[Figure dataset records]
BEGIN
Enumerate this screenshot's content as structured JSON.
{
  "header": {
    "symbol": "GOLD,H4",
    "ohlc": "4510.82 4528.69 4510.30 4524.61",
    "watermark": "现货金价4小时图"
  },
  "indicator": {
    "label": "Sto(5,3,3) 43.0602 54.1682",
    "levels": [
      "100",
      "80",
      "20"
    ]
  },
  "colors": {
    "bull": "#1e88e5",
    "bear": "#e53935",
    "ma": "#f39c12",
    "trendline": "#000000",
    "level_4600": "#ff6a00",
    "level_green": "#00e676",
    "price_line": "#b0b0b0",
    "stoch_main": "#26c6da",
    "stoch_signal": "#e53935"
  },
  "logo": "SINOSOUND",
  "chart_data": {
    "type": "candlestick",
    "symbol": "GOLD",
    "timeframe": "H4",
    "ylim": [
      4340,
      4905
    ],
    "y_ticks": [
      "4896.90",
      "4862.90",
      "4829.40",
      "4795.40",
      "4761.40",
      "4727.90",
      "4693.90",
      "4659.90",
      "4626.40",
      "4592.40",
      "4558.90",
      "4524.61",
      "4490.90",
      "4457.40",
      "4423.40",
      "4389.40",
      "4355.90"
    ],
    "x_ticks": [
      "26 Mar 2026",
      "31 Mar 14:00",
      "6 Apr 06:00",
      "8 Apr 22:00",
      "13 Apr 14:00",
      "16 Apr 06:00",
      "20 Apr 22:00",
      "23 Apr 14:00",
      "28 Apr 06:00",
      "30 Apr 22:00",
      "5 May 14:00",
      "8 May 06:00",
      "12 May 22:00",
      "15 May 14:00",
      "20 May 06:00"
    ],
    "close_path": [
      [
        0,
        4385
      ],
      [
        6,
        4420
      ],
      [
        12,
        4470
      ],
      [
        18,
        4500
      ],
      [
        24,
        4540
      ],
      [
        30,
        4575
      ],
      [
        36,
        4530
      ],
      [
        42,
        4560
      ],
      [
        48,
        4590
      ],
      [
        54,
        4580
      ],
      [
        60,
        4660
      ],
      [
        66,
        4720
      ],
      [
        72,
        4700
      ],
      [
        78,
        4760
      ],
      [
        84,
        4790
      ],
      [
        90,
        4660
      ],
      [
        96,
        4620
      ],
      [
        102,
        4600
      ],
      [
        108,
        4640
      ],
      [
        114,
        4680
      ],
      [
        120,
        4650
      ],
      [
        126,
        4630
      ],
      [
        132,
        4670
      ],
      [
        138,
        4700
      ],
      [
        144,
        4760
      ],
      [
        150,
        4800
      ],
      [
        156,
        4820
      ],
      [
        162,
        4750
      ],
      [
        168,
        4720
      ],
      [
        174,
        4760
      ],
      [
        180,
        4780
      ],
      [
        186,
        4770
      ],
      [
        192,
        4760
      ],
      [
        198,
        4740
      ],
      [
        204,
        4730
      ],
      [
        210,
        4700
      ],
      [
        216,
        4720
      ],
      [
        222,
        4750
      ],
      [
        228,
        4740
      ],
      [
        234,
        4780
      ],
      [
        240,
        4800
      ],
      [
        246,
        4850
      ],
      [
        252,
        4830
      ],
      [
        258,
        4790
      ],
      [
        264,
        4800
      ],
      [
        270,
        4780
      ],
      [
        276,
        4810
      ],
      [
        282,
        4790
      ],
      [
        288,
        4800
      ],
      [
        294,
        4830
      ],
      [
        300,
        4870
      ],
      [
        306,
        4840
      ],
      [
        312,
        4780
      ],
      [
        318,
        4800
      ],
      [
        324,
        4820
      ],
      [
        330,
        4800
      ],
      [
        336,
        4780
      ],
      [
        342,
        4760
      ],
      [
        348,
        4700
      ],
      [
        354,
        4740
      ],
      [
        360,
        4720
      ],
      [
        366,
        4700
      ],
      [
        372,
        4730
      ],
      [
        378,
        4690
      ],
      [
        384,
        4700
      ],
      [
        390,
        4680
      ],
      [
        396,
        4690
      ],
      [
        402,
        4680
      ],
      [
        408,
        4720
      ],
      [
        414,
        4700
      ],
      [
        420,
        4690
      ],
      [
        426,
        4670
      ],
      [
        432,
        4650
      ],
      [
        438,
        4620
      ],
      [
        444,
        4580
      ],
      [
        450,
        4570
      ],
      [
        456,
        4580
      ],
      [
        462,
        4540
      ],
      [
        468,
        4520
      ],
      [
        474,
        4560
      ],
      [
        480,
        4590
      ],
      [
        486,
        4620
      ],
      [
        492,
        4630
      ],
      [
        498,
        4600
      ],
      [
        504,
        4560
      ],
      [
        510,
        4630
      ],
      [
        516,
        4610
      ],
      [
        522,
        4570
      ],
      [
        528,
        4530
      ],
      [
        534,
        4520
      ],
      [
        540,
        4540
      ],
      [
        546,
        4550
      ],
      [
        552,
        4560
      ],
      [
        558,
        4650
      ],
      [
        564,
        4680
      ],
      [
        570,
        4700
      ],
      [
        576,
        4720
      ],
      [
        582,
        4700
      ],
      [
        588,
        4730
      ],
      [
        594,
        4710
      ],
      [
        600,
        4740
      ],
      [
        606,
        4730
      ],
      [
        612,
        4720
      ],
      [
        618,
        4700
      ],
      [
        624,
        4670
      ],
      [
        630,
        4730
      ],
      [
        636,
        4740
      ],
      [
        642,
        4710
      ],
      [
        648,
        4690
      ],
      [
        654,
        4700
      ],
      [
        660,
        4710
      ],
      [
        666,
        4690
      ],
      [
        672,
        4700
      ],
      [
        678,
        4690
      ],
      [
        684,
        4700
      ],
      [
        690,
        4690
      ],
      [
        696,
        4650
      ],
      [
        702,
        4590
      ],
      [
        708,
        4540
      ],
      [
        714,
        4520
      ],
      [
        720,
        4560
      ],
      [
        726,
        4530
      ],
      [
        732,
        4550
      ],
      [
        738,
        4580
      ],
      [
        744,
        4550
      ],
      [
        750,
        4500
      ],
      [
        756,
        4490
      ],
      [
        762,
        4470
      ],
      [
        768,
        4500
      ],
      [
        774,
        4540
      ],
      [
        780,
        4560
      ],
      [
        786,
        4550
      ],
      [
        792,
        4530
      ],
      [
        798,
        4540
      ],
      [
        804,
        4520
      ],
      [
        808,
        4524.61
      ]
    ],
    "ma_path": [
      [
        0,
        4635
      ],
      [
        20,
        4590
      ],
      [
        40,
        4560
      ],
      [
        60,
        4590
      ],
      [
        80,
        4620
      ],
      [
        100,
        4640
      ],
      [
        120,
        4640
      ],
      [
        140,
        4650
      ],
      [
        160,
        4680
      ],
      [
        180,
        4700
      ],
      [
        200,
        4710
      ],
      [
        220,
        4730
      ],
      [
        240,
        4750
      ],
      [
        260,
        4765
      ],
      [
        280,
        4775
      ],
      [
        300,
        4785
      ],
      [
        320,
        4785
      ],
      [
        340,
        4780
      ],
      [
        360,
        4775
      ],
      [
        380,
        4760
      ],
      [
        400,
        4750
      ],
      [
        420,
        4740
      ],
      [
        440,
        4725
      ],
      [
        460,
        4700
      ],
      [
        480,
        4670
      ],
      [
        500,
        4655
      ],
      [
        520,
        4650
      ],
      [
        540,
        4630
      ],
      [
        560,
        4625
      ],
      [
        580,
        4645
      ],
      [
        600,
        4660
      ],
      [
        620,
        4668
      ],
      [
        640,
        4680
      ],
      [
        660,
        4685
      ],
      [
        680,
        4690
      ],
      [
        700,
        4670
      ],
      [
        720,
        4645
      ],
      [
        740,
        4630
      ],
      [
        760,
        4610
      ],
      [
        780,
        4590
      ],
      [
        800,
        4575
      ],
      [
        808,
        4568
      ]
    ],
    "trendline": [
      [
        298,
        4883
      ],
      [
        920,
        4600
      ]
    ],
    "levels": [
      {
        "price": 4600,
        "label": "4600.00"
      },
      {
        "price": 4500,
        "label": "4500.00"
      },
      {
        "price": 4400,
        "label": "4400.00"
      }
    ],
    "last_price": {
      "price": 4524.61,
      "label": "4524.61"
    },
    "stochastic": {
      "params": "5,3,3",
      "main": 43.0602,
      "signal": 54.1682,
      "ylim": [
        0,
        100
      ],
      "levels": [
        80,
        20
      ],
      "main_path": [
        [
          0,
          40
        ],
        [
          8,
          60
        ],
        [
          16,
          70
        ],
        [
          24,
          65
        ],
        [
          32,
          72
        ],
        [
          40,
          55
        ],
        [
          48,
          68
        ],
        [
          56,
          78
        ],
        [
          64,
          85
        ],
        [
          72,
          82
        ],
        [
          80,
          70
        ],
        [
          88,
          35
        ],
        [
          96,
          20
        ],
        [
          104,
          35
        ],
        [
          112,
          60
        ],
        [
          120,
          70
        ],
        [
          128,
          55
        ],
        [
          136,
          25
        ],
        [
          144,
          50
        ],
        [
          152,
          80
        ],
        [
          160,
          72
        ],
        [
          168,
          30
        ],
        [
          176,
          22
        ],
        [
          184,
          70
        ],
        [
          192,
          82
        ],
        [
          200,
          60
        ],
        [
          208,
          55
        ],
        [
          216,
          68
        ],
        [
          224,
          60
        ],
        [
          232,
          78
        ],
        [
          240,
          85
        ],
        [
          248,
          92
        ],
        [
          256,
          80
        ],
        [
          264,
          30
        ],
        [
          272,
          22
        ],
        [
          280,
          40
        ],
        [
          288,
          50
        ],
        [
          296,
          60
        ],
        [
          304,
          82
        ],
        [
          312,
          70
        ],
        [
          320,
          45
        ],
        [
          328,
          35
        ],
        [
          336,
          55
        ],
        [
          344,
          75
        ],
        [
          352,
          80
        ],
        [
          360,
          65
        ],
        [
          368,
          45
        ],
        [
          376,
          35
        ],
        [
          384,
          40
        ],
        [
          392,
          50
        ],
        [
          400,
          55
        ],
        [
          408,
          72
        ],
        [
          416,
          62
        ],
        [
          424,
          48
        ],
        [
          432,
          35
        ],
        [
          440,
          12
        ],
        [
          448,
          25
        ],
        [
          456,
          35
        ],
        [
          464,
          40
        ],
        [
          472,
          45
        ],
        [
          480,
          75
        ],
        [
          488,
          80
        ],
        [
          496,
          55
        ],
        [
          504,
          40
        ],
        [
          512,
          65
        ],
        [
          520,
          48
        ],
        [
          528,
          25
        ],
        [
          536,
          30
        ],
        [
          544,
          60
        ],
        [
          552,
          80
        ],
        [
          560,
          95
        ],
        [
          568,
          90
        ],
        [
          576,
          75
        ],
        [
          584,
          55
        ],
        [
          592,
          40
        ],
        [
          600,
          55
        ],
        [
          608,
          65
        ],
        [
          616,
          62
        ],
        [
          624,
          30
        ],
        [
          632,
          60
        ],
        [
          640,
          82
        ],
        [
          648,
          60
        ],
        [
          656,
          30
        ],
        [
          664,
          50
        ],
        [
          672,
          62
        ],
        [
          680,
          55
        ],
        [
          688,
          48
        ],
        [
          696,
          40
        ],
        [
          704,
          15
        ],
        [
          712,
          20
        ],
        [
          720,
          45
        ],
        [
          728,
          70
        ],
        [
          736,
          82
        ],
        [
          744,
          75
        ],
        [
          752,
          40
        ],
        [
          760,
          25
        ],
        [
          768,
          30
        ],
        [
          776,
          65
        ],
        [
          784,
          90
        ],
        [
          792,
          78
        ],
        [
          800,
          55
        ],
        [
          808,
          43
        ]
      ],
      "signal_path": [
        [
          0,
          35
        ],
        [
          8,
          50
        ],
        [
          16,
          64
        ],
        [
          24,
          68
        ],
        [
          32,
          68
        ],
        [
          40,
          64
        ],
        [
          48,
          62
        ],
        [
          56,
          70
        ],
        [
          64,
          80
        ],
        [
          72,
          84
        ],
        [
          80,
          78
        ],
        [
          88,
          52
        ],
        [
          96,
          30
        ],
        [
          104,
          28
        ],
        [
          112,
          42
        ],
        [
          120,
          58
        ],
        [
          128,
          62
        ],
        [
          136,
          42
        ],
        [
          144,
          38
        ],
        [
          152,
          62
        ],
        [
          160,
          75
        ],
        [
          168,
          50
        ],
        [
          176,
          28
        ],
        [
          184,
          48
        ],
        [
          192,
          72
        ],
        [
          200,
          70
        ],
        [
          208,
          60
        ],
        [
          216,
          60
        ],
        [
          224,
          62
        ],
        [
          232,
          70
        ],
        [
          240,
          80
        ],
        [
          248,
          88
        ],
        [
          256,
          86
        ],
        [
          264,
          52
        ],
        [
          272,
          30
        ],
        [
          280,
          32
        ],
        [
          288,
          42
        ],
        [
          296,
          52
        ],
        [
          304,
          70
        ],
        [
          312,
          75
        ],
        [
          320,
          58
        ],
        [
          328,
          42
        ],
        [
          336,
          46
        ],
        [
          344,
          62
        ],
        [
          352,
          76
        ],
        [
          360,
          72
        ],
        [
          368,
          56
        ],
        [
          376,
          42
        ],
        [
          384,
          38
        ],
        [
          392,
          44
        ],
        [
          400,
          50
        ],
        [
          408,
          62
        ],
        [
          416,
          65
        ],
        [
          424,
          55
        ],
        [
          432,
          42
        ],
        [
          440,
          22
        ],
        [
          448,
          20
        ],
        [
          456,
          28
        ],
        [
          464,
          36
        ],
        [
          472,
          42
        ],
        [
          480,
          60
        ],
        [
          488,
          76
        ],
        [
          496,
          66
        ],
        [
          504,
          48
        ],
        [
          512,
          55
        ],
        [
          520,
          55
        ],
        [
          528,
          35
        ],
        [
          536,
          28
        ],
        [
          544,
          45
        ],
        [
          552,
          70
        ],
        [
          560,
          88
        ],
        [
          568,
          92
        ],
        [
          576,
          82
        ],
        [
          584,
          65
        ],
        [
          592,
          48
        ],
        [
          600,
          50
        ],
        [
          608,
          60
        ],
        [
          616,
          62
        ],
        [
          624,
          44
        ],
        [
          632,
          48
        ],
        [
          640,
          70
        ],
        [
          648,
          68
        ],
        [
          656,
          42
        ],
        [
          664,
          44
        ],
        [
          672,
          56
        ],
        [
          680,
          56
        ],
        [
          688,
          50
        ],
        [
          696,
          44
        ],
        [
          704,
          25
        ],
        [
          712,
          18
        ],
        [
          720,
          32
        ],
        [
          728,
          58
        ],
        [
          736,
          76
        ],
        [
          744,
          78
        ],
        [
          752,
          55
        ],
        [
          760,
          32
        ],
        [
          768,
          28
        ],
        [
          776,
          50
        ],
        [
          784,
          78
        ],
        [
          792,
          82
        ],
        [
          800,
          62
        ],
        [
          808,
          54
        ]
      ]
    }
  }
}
END
(EXERCISE PROMPT) Look through the entries above and list every line containing "label".

(EXERCISE ANSWER)
    "label": "Sto(5,3,3) 43.0602 54.1682",
        "label": "4600.00"
        "label": "4500.00"
        "label": "4400.00"
      "label": "4524.61"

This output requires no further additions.